→ **A block of data**:
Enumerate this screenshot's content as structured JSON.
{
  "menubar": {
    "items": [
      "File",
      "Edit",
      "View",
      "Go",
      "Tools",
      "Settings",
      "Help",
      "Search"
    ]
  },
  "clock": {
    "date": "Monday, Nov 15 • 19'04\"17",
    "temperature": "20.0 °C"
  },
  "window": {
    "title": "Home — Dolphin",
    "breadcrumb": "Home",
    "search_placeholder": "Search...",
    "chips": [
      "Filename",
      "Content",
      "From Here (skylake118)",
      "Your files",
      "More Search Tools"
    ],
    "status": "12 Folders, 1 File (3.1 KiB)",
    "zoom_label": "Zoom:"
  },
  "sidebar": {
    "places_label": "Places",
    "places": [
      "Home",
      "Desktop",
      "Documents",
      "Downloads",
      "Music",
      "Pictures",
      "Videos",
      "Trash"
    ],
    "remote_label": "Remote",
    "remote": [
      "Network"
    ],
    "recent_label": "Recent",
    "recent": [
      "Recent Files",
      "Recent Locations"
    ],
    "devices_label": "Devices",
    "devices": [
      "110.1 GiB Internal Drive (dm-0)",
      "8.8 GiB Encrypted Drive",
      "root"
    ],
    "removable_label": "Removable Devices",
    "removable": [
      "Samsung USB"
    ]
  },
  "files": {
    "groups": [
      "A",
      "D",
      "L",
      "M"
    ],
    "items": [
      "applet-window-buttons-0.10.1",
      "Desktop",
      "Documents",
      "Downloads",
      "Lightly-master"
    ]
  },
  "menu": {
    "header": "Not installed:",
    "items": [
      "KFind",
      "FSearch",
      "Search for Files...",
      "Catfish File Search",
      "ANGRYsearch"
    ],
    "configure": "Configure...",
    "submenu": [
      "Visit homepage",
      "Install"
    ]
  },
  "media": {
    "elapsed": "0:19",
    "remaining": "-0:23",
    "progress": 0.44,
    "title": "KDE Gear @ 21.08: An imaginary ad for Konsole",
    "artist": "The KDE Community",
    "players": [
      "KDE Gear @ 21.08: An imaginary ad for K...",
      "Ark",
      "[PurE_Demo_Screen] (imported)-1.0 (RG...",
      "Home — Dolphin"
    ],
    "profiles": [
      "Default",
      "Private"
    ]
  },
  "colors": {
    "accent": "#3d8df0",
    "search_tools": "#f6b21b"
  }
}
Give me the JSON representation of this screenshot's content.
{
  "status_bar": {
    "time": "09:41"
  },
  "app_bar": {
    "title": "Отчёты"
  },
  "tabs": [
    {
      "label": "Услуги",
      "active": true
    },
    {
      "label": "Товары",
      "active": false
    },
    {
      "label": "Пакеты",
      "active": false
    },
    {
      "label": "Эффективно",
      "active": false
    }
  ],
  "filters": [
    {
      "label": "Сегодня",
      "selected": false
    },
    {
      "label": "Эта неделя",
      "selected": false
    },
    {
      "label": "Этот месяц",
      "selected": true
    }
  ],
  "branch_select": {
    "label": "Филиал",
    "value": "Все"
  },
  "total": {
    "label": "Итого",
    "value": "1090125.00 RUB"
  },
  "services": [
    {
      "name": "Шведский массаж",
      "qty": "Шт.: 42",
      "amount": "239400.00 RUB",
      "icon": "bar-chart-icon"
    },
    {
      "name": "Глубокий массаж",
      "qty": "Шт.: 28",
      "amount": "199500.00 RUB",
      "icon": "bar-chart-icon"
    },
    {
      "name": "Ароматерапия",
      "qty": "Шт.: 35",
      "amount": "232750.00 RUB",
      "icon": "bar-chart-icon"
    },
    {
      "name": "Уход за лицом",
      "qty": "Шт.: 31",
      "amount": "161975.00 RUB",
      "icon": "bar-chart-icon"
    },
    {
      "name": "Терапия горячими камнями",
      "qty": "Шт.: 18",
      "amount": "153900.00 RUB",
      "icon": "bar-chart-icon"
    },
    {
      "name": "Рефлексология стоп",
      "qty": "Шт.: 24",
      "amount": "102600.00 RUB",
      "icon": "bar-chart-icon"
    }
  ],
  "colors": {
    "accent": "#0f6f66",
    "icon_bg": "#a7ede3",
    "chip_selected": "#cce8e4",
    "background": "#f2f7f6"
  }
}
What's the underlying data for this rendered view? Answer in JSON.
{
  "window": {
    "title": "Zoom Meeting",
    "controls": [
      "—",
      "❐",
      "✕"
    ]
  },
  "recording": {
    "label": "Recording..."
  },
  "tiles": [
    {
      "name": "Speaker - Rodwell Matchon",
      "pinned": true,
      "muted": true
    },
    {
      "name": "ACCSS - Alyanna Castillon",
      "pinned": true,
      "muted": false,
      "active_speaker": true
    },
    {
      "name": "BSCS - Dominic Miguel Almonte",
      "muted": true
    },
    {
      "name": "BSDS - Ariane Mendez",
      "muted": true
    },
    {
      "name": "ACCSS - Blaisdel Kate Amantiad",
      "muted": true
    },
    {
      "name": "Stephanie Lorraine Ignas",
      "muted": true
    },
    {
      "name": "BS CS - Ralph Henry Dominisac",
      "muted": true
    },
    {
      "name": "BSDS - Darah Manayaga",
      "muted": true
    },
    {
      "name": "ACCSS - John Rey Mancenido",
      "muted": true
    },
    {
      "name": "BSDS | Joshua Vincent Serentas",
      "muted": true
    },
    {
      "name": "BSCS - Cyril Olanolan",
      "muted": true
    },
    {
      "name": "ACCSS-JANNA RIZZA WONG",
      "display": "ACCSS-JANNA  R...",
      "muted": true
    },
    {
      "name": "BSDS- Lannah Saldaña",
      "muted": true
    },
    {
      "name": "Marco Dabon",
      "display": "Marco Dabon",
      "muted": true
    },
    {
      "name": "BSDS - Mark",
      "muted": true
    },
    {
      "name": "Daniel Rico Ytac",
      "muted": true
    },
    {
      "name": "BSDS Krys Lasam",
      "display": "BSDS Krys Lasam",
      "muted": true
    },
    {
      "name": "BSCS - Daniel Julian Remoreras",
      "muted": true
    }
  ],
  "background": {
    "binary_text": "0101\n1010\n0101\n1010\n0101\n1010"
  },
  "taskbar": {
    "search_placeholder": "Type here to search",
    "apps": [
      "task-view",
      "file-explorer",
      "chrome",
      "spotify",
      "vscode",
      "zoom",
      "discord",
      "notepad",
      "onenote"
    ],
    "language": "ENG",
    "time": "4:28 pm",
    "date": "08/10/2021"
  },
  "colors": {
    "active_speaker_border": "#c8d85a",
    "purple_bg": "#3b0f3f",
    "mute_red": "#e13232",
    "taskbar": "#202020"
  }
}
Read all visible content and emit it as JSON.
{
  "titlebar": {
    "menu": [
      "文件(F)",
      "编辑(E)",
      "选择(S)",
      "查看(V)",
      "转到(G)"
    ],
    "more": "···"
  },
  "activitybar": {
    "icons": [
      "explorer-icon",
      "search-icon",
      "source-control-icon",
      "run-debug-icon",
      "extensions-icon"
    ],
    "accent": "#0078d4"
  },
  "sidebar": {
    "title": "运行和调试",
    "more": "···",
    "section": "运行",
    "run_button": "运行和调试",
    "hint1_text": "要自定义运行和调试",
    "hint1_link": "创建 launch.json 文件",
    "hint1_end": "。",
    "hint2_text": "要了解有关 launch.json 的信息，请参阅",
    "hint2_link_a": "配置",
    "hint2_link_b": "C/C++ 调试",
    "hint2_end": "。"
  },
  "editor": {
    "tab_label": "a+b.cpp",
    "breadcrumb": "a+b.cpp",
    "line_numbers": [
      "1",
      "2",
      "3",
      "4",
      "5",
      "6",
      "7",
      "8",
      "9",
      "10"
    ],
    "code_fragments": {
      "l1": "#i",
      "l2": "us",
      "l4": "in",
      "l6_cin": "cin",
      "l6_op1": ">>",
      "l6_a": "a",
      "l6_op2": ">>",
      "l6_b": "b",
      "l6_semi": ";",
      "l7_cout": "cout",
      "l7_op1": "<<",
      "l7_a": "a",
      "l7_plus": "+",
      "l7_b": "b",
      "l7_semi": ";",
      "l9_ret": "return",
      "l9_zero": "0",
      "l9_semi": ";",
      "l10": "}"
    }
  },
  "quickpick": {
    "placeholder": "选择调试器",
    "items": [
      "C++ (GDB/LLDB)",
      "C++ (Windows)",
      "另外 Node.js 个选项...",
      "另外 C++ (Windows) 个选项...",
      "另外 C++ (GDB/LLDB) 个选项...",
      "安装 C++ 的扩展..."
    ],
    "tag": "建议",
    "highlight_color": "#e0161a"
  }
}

→ **INSTRUCTIONS TO FOLLOW**: Locate all lines in the listing above with the word "массаж" and copy them.

→ **SOLUTION**:
      "name": "Шведский массаж",
      "name": "Глубокий массаж",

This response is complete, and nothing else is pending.